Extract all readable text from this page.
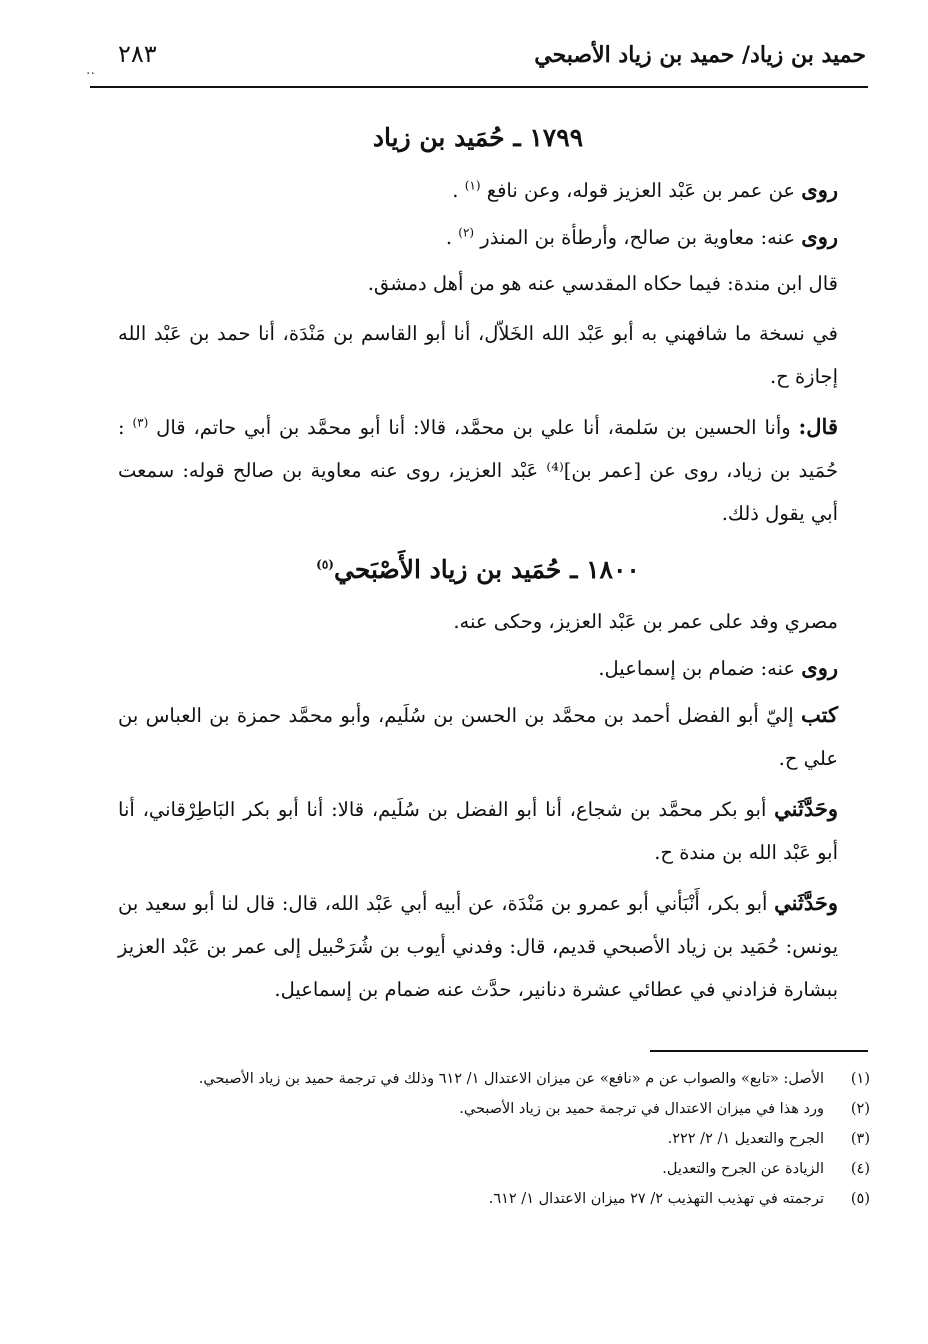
حميد بن زياد/ حميد بن زياد الأصبحي
٢٨٣
..
١٧٩٩ ـ حُمَيد بن زياد

روى عن عمر بن عَبْد العزيز قوله، وعن نافع $^{(١)}$ .

روى عنه: معاوية بن صالح، وأرطأة بن المنذر $^{(٢)}$ .

قال ابن مندة: فيما حكاه المقدسي عنه هو من أهل دمشق.

في نسخة ما شافهني به أبو عَبْد الله الخَلاّل، أنا أبو القاسم بن مَنْدَة، أنا حمد بن عَبْد الله إجازة ح.

قال: وأنا الحسين بن سَلمة، أنا علي بن محمَّد، قالا: أنا أبو محمَّد بن أبي حاتم، قال $^{(٣)}$ : حُمَيد بن زياد، روى عن [عمر بن]⁽⁴⁾ عَبْد العزيز، روى عنه معاوية بن صالح قوله: سمعت أبي يقول ذلك.

١٨٠٠ ـ حُمَيد بن زياد الأَصْبَحي$^{(٥)}$

مصري وفد على عمر بن عَبْد العزيز، وحكى عنه.

روى عنه: ضمام بن إسماعيل.

كتب إليّ أبو الفضل أحمد بن محمَّد بن الحسن بن سُلَيم، وأبو محمَّد حمزة بن العباس بن علي ح.

وحَدَّثَني أبو بكر محمَّد بن شجاع، أنا أبو الفضل بن سُلَيم، قالا: أنا أبو بكر البَاطِرْقاني، أنا أبو عَبْد الله بن مندة ح.

وحَدَّثَني أبو بكر، أَنْبَأني أبو عمرو بن مَنْدَة، عن أبيه أبي عَبْد الله، قال: قال لنا أبو سعيد بن يونس: حُمَيد بن زياد الأصبحي قديم، قال: وفدني أيوب بن شُرَحْبيل إلى عمر بن عَبْد العزيز ببشارة فزادني في عطائي عشرة دنانير، حدَّث عنه ضمام بن إسماعيل.

(١)
الأصل: «تابع» والصواب عن م «نافع» عن ميزان الاعتدال ١/ ٦١٢ وذلك في ترجمة حميد بن زياد الأصبحي.
(٢)
ورد هذا في ميزان الاعتدال في ترجمة حميد بن زياد الأصبحي.
(٣)
الجرح والتعديل ١/ ٢/ ٢٢٢.
(٤)
الزيادة عن الجرح والتعديل.
(٥)
ترجمته في تهذيب التهذيب ٢/ ٢٧ ميزان الاعتدال ١/ ٦١٢.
+ + + +
Task requirements: Without the pictures, copy the material exactly as given.

Final result:
Extract all readable text from this page.
حميد بن زياد/ حميد بن زياد الأصبحي
٢٨٣
..
١٧٩٩ ـ حُمَيد بن زياد

روى عن عمر بن عَبْد العزيز قوله، وعن نافع $^{(١)}$ .

روى عنه: معاوية بن صالح، وأرطأة بن المنذر $^{(٢)}$ .

قال ابن مندة: فيما حكاه المقدسي عنه هو من أهل دمشق.

في نسخة ما شافهني به أبو عَبْد الله الخَلاّل، أنا أبو القاسم بن مَنْدَة، أنا حمد بن عَبْد الله إجازة ح.

قال: وأنا الحسين بن سَلمة، أنا علي بن محمَّد، قالا: أنا أبو محمَّد بن أبي حاتم، قال $^{(٣)}$ : حُمَيد بن زياد، روى عن [عمر بن]⁽⁴⁾ عَبْد العزيز، روى عنه معاوية بن صالح قوله: سمعت أبي يقول ذلك.

١٨٠٠ ـ حُمَيد بن زياد الأَصْبَحي$^{(٥)}$

مصري وفد على عمر بن عَبْد العزيز، وحكى عنه.

روى عنه: ضمام بن إسماعيل.

كتب إليّ أبو الفضل أحمد بن محمَّد بن الحسن بن سُلَيم، وأبو محمَّد حمزة بن العباس بن علي ح.

وحَدَّثَني أبو بكر محمَّد بن شجاع، أنا أبو الفضل بن سُلَيم، قالا: أنا أبو بكر البَاطِرْقاني، أنا أبو عَبْد الله بن مندة ح.

وحَدَّثَني أبو بكر، أَنْبَأني أبو عمرو بن مَنْدَة، عن أبيه أبي عَبْد الله، قال: قال لنا أبو سعيد بن يونس: حُمَيد بن زياد الأصبحي قديم، قال: وفدني أيوب بن شُرَحْبيل إلى عمر بن عَبْد العزيز ببشارة فزادني في عطائي عشرة دنانير، حدَّث عنه ضمام بن إسماعيل.

(١)
الأصل: «تابع» والصواب عن م «نافع» عن ميزان الاعتدال ١/ ٦١٢ وذلك في ترجمة حميد بن زياد الأصبحي.
(٢)
ورد هذا في ميزان الاعتدال في ترجمة حميد بن زياد الأصبحي.
(٣)
الجرح والتعديل ١/ ٢/ ٢٢٢.
(٤)
الزيادة عن الجرح والتعديل.
(٥)
ترجمته في تهذيب التهذيب ٢/ ٢٧ ميزان الاعتدال ١/ ٦١٢.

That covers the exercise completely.